ZU ERLEDIGEN
A. Tippe aus dem Text über die Edge-Funktion den Teil ab, der bei „Insofern erschließt sich“ beginnt und bei „betrifft eher gutgläubig.“ endet.
B. Beantworte diese Fragen zum Text über die Edge-Funktion:
(i) Welchen Browser müssten Laien und Familien nutzen, um die Funktion zu verwenden?
(ii) Wie viel Volumen wird bei der Geoblocking-Umgehung genannt?
(iii) Mit welchem Konto werden sich schützenswerte Personen laut Text sicher nicht anmelden?
C. Setze den Text über die Edge-Funktion nach dem letzten gezeigten Satz fort.

Insofern erschließt sich mir der Nutzen und die Zielgruppe der neuen Funktion nicht ganz

  • Laien und Familien
    Diese Personen könnten die Funktion sehr einfach nutzen aber ob sie alle den Edge Browser nutzen und dann noch dran denken die Funktion einzuschalten? Meist sind sie auch was ihre eigene Sicherheit betrifft eher gutgläubig.
  • IT-Fachleute und Mitarbeiter
    Ich denke, dass diese Personen recht genau überlegen, auf welchem Gerät sie welchen Zugriff nutzen. Vielleicht surfte ein Mitarbeiter über diese Funktion in der Mittagspause auf Job-Portalen. Der Arbeitgeber kann aber den Zugriff über die Firewall vermutlich schnell sperren oder die Nutzung als Missbrauch und Umgehungsversuch der Schutzmaßnahmen einstufen und damit
  • Geoblocking-Umgehung
    Um über Edge auf einem Streaming-Portal einen Film zu sehen, der im aktuellen Land nicht verfügbar ist, dürften 1 GB Volumen nicht attraktiv sein.
  • Schützenswerte Personen (Whistleblower, Kritiker, etc.)
    Ich bin sehr sicher, dass diese Personen sich auf dem genutzten Endgerät sicher nicht mit einem Microsoft Konto anmelden werden. Sie werden andere bewährte Wege wie z.B. TOR-Netzwerke oder VPN-Provider o.ä. nutzen.

DATENAUSZUG
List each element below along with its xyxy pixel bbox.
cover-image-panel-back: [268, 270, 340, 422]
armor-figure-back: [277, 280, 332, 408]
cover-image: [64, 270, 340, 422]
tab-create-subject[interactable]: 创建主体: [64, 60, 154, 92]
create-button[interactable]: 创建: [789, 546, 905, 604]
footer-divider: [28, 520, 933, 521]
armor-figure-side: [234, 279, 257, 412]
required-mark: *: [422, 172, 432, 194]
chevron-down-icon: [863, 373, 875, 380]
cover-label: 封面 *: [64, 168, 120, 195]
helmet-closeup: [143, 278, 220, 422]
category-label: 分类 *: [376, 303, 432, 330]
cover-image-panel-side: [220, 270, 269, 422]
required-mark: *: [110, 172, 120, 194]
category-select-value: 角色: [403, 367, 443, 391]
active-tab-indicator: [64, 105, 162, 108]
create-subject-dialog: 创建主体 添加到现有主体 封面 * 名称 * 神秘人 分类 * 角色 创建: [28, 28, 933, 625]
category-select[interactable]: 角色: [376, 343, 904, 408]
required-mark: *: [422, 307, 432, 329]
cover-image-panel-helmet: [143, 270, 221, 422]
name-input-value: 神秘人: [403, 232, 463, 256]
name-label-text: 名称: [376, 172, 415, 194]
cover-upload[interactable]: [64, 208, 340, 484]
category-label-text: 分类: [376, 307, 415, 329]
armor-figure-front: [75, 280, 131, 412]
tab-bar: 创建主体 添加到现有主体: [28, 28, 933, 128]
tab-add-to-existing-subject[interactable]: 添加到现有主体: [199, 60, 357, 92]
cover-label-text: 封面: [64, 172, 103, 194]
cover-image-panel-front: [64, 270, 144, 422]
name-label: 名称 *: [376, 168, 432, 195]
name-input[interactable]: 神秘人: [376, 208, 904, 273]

ANTWORTEN
A.
Insofern erschließt sich mir der Nutzen und die Zielgruppe der neuen Funktion nicht ganz

  • Laien und Familien
    Diese Personen könnten die Funktion sehr einfach nutzen aber ob sie alle den Edge Browser nutzen und dann noch dran denken die Funktion einzuschalten? Meist sind sie auch was ihre eigene Sicherheit betrifft eher gutgläubig.

B.
(i) Den Edge Browser
(ii) 1 GB
(iii) Mit einem Microsoft Konto

C.
Vermutlich profitieren nur Microsoft und CloudFlare durch die zusätzlich gewonnenen Daten über das Surfverhalten oder man hat versucht, eine Funktion einzubauen, die Apple unter dem Namen "Private Relay" vor einigen Monaten bereitgestellt hat

Wireshark und Fiddler

Sobald ich in meinem Edge oder EdgeInsider die Funktion erreichen kann, werde ich natürlich darin auch mit Microsoft Teams arbeiten und mittels Wireshark, Fiddler u.a. Tools analysieren, wie "dicht" dieses Secure Netzwerk ist. Mich interessiert insbesondere ob z.B. Fiddler sich "dazwischen" klemmen kann, das dann auch für einen staatlichen Proxy oder Firmenproxy mit SSL-Inspection gelten würde. Mit der Nutzung von Audio/Video per WebRTC ist interessant, ob auch der UDP-Kanal durch den Tunnel gezwungen wird oder dran vorbei geht. Ein Bypass würde zwar die Qualität sicher verbessern, speziell wenn zwei Personen im gleichen Netzwerk miteinander kommunizieren aber auf der anderen Seite ist es dann nicht sehr schwer über den Weg echte IP-Adresse und damit den Standort und mehr in Erfahrung zu bringen.